• [Information supplied]:
------------------------------------------------------------------------

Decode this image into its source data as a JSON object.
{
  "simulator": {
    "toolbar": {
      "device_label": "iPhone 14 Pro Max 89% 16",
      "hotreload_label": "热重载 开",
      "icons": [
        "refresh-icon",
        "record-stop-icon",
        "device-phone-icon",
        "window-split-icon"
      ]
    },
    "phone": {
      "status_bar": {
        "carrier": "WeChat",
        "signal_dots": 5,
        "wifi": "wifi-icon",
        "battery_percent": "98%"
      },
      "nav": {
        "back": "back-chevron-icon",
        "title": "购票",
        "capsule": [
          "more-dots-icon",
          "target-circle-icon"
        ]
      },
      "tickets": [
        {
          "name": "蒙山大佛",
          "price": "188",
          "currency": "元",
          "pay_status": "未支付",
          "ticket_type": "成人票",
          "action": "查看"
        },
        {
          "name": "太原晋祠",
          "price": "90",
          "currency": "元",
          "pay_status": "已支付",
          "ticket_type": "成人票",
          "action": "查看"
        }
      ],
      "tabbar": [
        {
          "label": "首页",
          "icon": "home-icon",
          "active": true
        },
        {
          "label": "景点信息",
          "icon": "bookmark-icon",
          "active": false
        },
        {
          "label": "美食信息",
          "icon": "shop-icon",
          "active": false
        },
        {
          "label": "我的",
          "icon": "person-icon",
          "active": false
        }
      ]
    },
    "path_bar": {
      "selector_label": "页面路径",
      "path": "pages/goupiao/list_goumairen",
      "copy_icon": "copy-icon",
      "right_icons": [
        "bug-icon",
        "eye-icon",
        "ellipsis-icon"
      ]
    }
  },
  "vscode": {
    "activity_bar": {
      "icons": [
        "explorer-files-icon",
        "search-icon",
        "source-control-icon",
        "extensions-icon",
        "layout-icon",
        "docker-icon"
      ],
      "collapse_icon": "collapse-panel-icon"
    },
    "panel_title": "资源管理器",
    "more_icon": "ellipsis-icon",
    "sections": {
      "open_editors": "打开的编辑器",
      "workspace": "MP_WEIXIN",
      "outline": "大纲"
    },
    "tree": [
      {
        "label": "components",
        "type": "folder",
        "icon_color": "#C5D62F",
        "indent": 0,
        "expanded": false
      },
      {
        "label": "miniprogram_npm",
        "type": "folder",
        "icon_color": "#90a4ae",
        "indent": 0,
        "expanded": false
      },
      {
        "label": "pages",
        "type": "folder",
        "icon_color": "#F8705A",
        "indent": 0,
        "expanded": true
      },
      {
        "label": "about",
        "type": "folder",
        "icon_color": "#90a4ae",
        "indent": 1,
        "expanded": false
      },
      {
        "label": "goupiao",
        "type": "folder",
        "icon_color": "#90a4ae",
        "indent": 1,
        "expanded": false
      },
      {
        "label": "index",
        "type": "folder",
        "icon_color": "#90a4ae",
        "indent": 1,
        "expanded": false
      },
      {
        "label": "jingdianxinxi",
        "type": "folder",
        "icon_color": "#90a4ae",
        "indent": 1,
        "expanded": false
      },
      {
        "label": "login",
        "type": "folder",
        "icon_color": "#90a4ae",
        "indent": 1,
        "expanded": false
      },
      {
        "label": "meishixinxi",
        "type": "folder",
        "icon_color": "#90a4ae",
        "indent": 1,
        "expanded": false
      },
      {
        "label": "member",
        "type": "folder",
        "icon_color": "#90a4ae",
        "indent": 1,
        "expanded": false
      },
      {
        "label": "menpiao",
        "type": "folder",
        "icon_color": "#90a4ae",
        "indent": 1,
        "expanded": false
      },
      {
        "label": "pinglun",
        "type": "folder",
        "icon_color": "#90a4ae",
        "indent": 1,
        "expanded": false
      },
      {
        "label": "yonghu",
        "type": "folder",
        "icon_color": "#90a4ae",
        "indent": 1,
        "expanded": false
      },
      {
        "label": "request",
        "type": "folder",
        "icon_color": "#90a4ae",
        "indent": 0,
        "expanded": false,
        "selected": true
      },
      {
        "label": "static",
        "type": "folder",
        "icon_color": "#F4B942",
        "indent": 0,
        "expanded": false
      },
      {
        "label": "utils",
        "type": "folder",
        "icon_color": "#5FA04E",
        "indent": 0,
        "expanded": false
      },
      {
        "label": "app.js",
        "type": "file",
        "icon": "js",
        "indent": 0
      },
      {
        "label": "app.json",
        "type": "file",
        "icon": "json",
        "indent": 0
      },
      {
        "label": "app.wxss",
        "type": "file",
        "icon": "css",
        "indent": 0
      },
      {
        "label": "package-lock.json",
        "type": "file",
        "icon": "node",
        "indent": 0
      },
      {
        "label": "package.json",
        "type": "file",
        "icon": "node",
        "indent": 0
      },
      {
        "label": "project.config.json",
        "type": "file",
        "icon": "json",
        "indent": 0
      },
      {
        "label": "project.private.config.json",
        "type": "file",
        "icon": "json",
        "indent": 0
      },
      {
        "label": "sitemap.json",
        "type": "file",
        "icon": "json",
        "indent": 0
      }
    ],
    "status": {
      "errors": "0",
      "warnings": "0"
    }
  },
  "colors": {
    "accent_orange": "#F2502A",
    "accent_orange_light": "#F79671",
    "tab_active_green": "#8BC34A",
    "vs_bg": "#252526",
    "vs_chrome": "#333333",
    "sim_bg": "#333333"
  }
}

------------------------------------------------------------------------

Nothing in the listing may be changed; retype it all exactly.

• [Response for this exercise]:
Decode this image into its source data as a JSON object.
{
  "simulator": {
    "toolbar": {
      "device_label": "iPhone 14 Pro Max 89% 16",
      "hotreload_label": "热重载 开",
      "icons": [
        "refresh-icon",
        "record-stop-icon",
        "device-phone-icon",
        "window-split-icon"
      ]
    },
    "phone": {
      "status_bar": {
        "carrier": "WeChat",
        "signal_dots": 5,
        "wifi": "wifi-icon",
        "battery_percent": "98%"
      },
      "nav": {
        "back": "back-chevron-icon",
        "title": "购票",
        "capsule": [
          "more-dots-icon",
          "target-circle-icon"
        ]
      },
      "tickets": [
        {
          "name": "蒙山大佛",
          "price": "188",
          "currency": "元",
          "pay_status": "未支付",
          "ticket_type": "成人票",
          "action": "查看"
        },
        {
          "name": "太原晋祠",
          "price": "90",
          "currency": "元",
          "pay_status": "已支付",
          "ticket_type": "成人票",
          "action": "查看"
        }
      ],
      "tabbar": [
        {
          "label": "首页",
          "icon": "home-icon",
          "active": true
        },
        {
          "label": "景点信息",
          "icon": "bookmark-icon",
          "active": false
        },
        {
          "label": "美食信息",
          "icon": "shop-icon",
          "active": false
        },
        {
          "label": "我的",
          "icon": "person-icon",
          "active": false
        }
      ]
    },
    "path_bar": {
      "selector_label": "页面路径",
      "path": "pages/goupiao/list_goumairen",
      "copy_icon": "copy-icon",
      "right_icons": [
        "bug-icon",
        "eye-icon",
        "ellipsis-icon"
      ]
    }
  },
  "vscode": {
    "activity_bar": {
      "icons": [
        "explorer-files-icon",
        "search-icon",
        "source-control-icon",
        "extensions-icon",
        "layout-icon",
        "docker-icon"
      ],
      "collapse_icon": "collapse-panel-icon"
    },
    "panel_title": "资源管理器",
    "more_icon": "ellipsis-icon",
    "sections": {
      "open_editors": "打开的编辑器",
      "workspace": "MP_WEIXIN",
      "outline": "大纲"
    },
    "tree": [
      {
        "label": "components",
        "type": "folder",
        "icon_color": "#C5D62F",
        "indent": 0,
        "expanded": false
      },
      {
        "label": "miniprogram_npm",
        "type": "folder",
        "icon_color": "#90a4ae",
        "indent": 0,
        "expanded": false
      },
      {
        "label": "pages",
        "type": "folder",
        "icon_color": "#F8705A",
        "indent": 0,
        "expanded": true
      },
      {
        "label": "about",
        "type": "folder",
        "icon_color": "#90a4ae",
        "indent": 1,
        "expanded": false
      },
      {
        "label": "goupiao",
        "type": "folder",
        "icon_color": "#90a4ae",
        "indent": 1,
        "expanded": false
      },
      {
        "label": "index",
        "type": "folder",
        "icon_color": "#90a4ae",
        "indent": 1,
        "expanded": false
      },
      {
        "label": "jingdianxinxi",
        "type": "folder",
        "icon_color": "#90a4ae",
        "indent": 1,
        "expanded": false
      },
      {
        "label": "login",
        "type": "folder",
        "icon_color": "#90a4ae",
        "indent": 1,
        "expanded": false
      },
      {
        "label": "meishixinxi",
        "type": "folder",
        "icon_color": "#90a4ae",
        "indent": 1,
        "expanded": false
      },
      {
        "label": "member",
        "type": "folder",
        "icon_color": "#90a4ae",
        "indent": 1,
        "expanded": false
      },
      {
        "label": "menpiao",
        "type": "folder",
        "icon_color": "#90a4ae",
        "indent": 1,
        "expanded": false
      },
      {
        "label": "pinglun",
        "type": "folder",
        "icon_color": "#90a4ae",
        "indent": 1,
        "expanded": false
      },
      {
        "label": "yonghu",
        "type": "folder",
        "icon_color": "#90a4ae",
        "indent": 1,
        "expanded": false
      },
      {
        "label": "request",
        "type": "folder",
        "icon_color": "#90a4ae",
        "indent": 0,
        "expanded": false,
        "selected": true
      },
      {
        "label": "static",
        "type": "folder",
        "icon_color": "#F4B942",
        "indent": 0,
        "expanded": false
      },
      {
        "label": "utils",
        "type": "folder",
        "icon_color": "#5FA04E",
        "indent": 0,
        "expanded": false
      },
      {
        "label": "app.js",
        "type": "file",
        "icon": "js",
        "indent": 0
      },
      {
        "label": "app.json",
        "type": "file",
        "icon": "json",
        "indent": 0
      },
      {
        "label": "app.wxss",
        "type": "file",
        "icon": "css",
        "indent": 0
      },
      {
        "label": "package-lock.json",
        "type": "file",
        "icon": "node",
        "indent": 0
      },
      {
        "label": "package.json",
        "type": "file",
        "icon": "node",
        "indent": 0
      },
      {
        "label": "project.config.json",
        "type": "file",
        "icon": "json",
        "indent": 0
      },
      {
        "label": "project.private.config.json",
        "type": "file",
        "icon": "json",
        "indent": 0
      },
      {
        "label": "sitemap.json",
        "type": "file",
        "icon": "json",
        "indent": 0
      }
    ],
    "status": {
      "errors": "0",
      "warnings": "0"
    }
  },
  "colors": {
    "accent_orange": "#F2502A",
    "accent_orange_light": "#F79671",
    "tab_active_green": "#8BC34A",
    "vs_bg": "#252526",
    "vs_chrome": "#333333",
    "sim_bg": "#333333"
  }
}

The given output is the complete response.